What is needed: Reproduce the records. Keep every word exact and include no images.

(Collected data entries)
## Start
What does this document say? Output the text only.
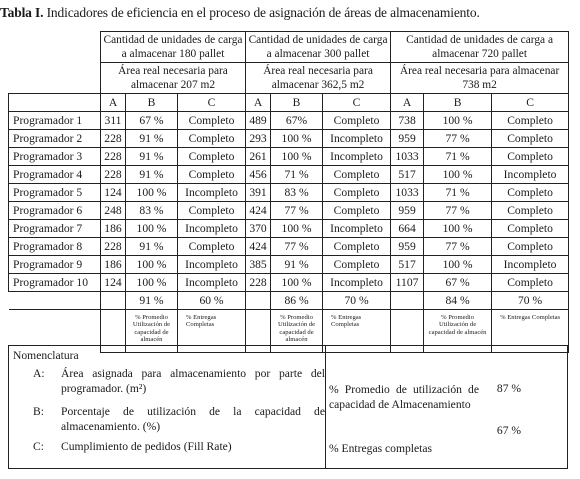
Tabla I. Indicadores de eficiencia en el proceso de asignación de áreas de almacenamiento.
	Cantidad de unidades de carga a almacenar 180 pallet			Cantidad de unidades de carga a almacenar 300 pallet			Cantidad de unidades de carga a almacenar 720 pallet		
	Área real necesaria para almacenar 207 m2			Área real necesaria para almacenar 362,5 m2			Área real necesaria para almacenar 738 m2		
	A	B	C	A	B	C	A	B	C
Programador 1	311	67 %	Completo	489	67%	Completo	738	100 %	Completo
Programador 2	228	91 %	Completo	293	100 %	Incompleto	959	77 %	Completo
Programador 3	228	91 %	Completo	261	100 %	Incompleto	1033	71 %	Completo
Programador 4	228	91 %	Completo	456	71 %	Completo	517	100 %	Incompleto
Programador 5	124	100 %	Incompleto	391	83 %	Completo	1033	71 %	Completo
Programador 6	248	83 %	Completo	424	77 %	Completo	959	77 %	Completo
Programador 7	186	100 %	Incompleto	370	100 %	Incompleto	664	100 %	Completo
Programador 8	228	91 %	Completo	424	77 %	Completo	959	77 %	Completo
Programador 9	186	100 %	Incompleto	385	91 %	Completo	517	100 %	Incompleto
Programador 10	124	100 %	Incompleto	228	100 %	Incompleto	1107	67 %	Completo
		91 %	60 %		86 %	70 %		84 %	70 %
		% Promedio Utilización de capacidad de almacén	% Entregas Completas		% Promedio Utilización de capacidad de almacén	% Entregas Completas		% Promedio Utilización de capacidad de almacén	% Entregas Completas
Nomenclatura
A:	Área asignada para almacenamiento por parte del programador. (m²)
B:	Porcentaje de utilización de la capacidad de almacenamiento. (%)
C:	Cumplimiento de pedidos (Fill Rate)
% Promedio de utilización de capacidad de Almacenamiento
87 %
% Entregas completas
67 %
## End
Result of this exercise:
What does this document say? Output the text only.
Tabla I. Indicadores de eficiencia en el proceso de asignación de áreas de almacenamiento.
	Cantidad de unidades de carga a almacenar 180 pallet			Cantidad de unidades de carga a almacenar 300 pallet			Cantidad de unidades de carga a almacenar 720 pallet		
	Área real necesaria para almacenar 207 m2			Área real necesaria para almacenar 362,5 m2			Área real necesaria para almacenar 738 m2		
	A	B	C	A	B	C	A	B	C
Programador 1	311	67 %	Completo	489	67%	Completo	738	100 %	Completo
Programador 2	228	91 %	Completo	293	100 %	Incompleto	959	77 %	Completo
Programador 3	228	91 %	Completo	261	100 %	Incompleto	1033	71 %	Completo
Programador 4	228	91 %	Completo	456	71 %	Completo	517	100 %	Incompleto
Programador 5	124	100 %	Incompleto	391	83 %	Completo	1033	71 %	Completo
Programador 6	248	83 %	Completo	424	77 %	Completo	959	77 %	Completo
Programador 7	186	100 %	Incompleto	370	100 %	Incompleto	664	100 %	Completo
Programador 8	228	91 %	Completo	424	77 %	Completo	959	77 %	Completo
Programador 9	186	100 %	Incompleto	385	91 %	Completo	517	100 %	Incompleto
Programador 10	124	100 %	Incompleto	228	100 %	Incompleto	1107	67 %	Completo
		91 %	60 %		86 %	70 %		84 %	70 %
		% Promedio Utilización de capacidad de almacén	% Entregas Completas		% Promedio Utilización de capacidad de almacén	% Entregas Completas		% Promedio Utilización de capacidad de almacén	% Entregas Completas
Nomenclatura
A:	Área asignada para almacenamiento por parte del programador. (m²)
B:	Porcentaje de utilización de la capacidad de almacenamiento. (%)
C:	Cumplimiento de pedidos (Fill Rate)
% Promedio de utilización de capacidad de Almacenamiento
87 %
% Entregas completas
67 %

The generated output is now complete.